- _Task input_
★ ★ ★ ★
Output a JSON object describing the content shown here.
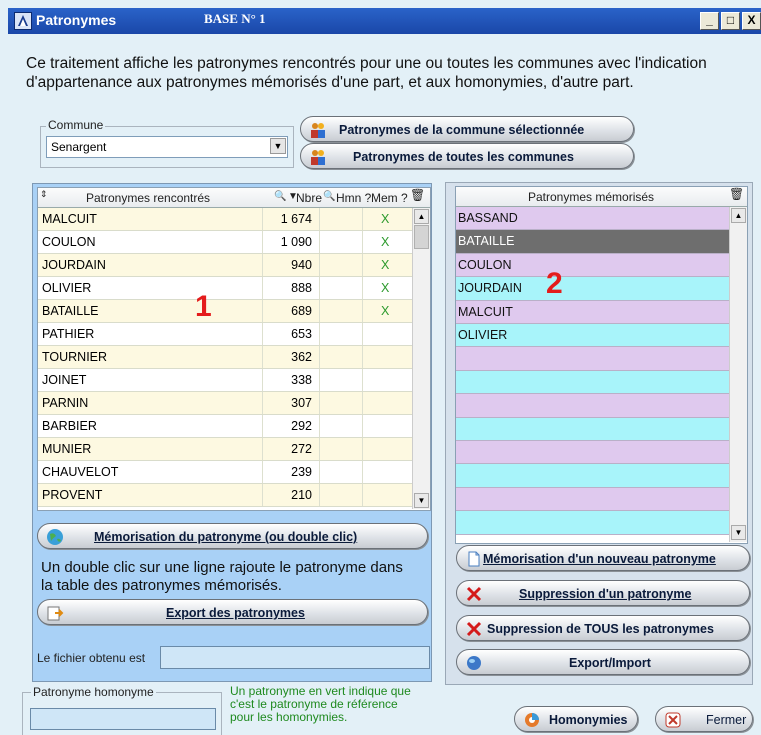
{
  "window": {
    "title": "Patronymes",
    "base": "BASE N° 1",
    "min": "_",
    "max": "□",
    "close": "X"
  },
  "description": "Ce traitement affiche les patronymes rencontrés pour une ou toutes les communes avec l'indication d'appartenance aux patronymes mémorisés d'une part, et aux homonymies, d'autre part.",
  "commune": {
    "label": "Commune",
    "value": "Senargent"
  },
  "buttons": {
    "selected_commune": "Patronymes de la commune sélectionnée",
    "all_communes": "Patronymes de toutes les communes",
    "memorize": "Mémorisation du patronyme (ou double clic)",
    "export": "Export des patronymes",
    "new_memorize": "Mémorisation d'un nouveau patronyme",
    "delete_one": "Suppression d'un patronyme",
    "delete_all": "Suppression de TOUS les patronymes",
    "export_import": "Export/Import",
    "homonymies": "Homonymies",
    "close": "Fermer"
  },
  "table1": {
    "headers": {
      "name": "Patronymes rencontrés",
      "count": "Nbre",
      "hmn": "Hmn ?",
      "mem": "Mem ?"
    },
    "rows": [
      {
        "name": "MALCUIT",
        "count": "1 674",
        "mem": "X"
      },
      {
        "name": "COULON",
        "count": "1 090",
        "mem": "X"
      },
      {
        "name": "JOURDAIN",
        "count": "940",
        "mem": "X"
      },
      {
        "name": "OLIVIER",
        "count": "888",
        "mem": "X"
      },
      {
        "name": "BATAILLE",
        "count": "689",
        "mem": "X"
      },
      {
        "name": "PATHIER",
        "count": "653",
        "mem": ""
      },
      {
        "name": "TOURNIER",
        "count": "362",
        "mem": ""
      },
      {
        "name": "JOINET",
        "count": "338",
        "mem": ""
      },
      {
        "name": "PARNIN",
        "count": "307",
        "mem": ""
      },
      {
        "name": "BARBIER",
        "count": "292",
        "mem": ""
      },
      {
        "name": "MUNIER",
        "count": "272",
        "mem": ""
      },
      {
        "name": "CHAUVELOT",
        "count": "239",
        "mem": ""
      },
      {
        "name": "PROVENT",
        "count": "210",
        "mem": ""
      }
    ]
  },
  "table2": {
    "header": "Patronymes mémorisés",
    "rows": [
      "BASSAND",
      "BATAILLE",
      "COULON",
      "JOURDAIN",
      "MALCUIT",
      "OLIVIER",
      "",
      "",
      "",
      "",
      "",
      "",
      "",
      ""
    ],
    "selected_index": 1
  },
  "labels": {
    "marker1": "1",
    "marker2": "2",
    "hint": "Un double clic sur une ligne rajoute le patronyme dans la table des patronymes mémorisés.",
    "file_obtained": "Le fichier obtenu est",
    "homonym_group": "Patronyme homonyme",
    "green_note": "Un patronyme en vert indique que c'est le patronyme de référence pour les homonymies."
  },
  "colors": {
    "row_odd": "#fdf9e1",
    "row_even": "#ffffff",
    "mem_pink": "#dfc9ee",
    "mem_cyan": "#a8f4fa",
    "selected": "#6e6e6e",
    "check_green": "#2c9a2c",
    "marker_red": "#e41c1c"
  },
  "icons": {
    "people": "people-icon",
    "memo": "earth-icon",
    "export": "export-icon",
    "doc": "document-icon",
    "delete": "red-x-icon",
    "globe": "globe-icon",
    "close": "close-x-icon"
  }
}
★ ★ ★ ★
- _What the exercise asks_
Transcribe every record above exactly, leaving out the pictures.

- _Solution_
Output a JSON object describing the content shown here.
{
  "window": {
    "title": "Patronymes",
    "base": "BASE N° 1",
    "min": "_",
    "max": "□",
    "close": "X"
  },
  "description": "Ce traitement affiche les patronymes rencontrés pour une ou toutes les communes avec l'indication d'appartenance aux patronymes mémorisés d'une part, et aux homonymies, d'autre part.",
  "commune": {
    "label": "Commune",
    "value": "Senargent"
  },
  "buttons": {
    "selected_commune": "Patronymes de la commune sélectionnée",
    "all_communes": "Patronymes de toutes les communes",
    "memorize": "Mémorisation du patronyme (ou double clic)",
    "export": "Export des patronymes",
    "new_memorize": "Mémorisation d'un nouveau patronyme",
    "delete_one": "Suppression d'un patronyme",
    "delete_all": "Suppression de TOUS les patronymes",
    "export_import": "Export/Import",
    "homonymies": "Homonymies",
    "close": "Fermer"
  },
  "table1": {
    "headers": {
      "name": "Patronymes rencontrés",
      "count": "Nbre",
      "hmn": "Hmn ?",
      "mem": "Mem ?"
    },
    "rows": [
      {
        "name": "MALCUIT",
        "count": "1 674",
        "mem": "X"
      },
      {
        "name": "COULON",
        "count": "1 090",
        "mem": "X"
      },
      {
        "name": "JOURDAIN",
        "count": "940",
        "mem": "X"
      },
      {
        "name": "OLIVIER",
        "count": "888",
        "mem": "X"
      },
      {
        "name": "BATAILLE",
        "count": "689",
        "mem": "X"
      },
      {
        "name": "PATHIER",
        "count": "653",
        "mem": ""
      },
      {
        "name": "TOURNIER",
        "count": "362",
        "mem": ""
      },
      {
        "name": "JOINET",
        "count": "338",
        "mem": ""
      },
      {
        "name": "PARNIN",
        "count": "307",
        "mem": ""
      },
      {
        "name": "BARBIER",
        "count": "292",
        "mem": ""
      },
      {
        "name": "MUNIER",
        "count": "272",
        "mem": ""
      },
      {
        "name": "CHAUVELOT",
        "count": "239",
        "mem": ""
      },
      {
        "name": "PROVENT",
        "count": "210",
        "mem": ""
      }
    ]
  },
  "table2": {
    "header": "Patronymes mémorisés",
    "rows": [
      "BASSAND",
      "BATAILLE",
      "COULON",
      "JOURDAIN",
      "MALCUIT",
      "OLIVIER",
      "",
      "",
      "",
      "",
      "",
      "",
      "",
      ""
    ],
    "selected_index": 1
  },
  "labels": {
    "marker1": "1",
    "marker2": "2",
    "hint": "Un double clic sur une ligne rajoute le patronyme dans la table des patronymes mémorisés.",
    "file_obtained": "Le fichier obtenu est",
    "homonym_group": "Patronyme homonyme",
    "green_note": "Un patronyme en vert indique que c'est le patronyme de référence pour les homonymies."
  },
  "colors": {
    "row_odd": "#fdf9e1",
    "row_even": "#ffffff",
    "mem_pink": "#dfc9ee",
    "mem_cyan": "#a8f4fa",
    "selected": "#6e6e6e",
    "check_green": "#2c9a2c",
    "marker_red": "#e41c1c"
  },
  "icons": {
    "people": "people-icon",
    "memo": "earth-icon",
    "export": "export-icon",
    "doc": "document-icon",
    "delete": "red-x-icon",
    "globe": "globe-icon",
    "close": "close-x-icon"
  }
}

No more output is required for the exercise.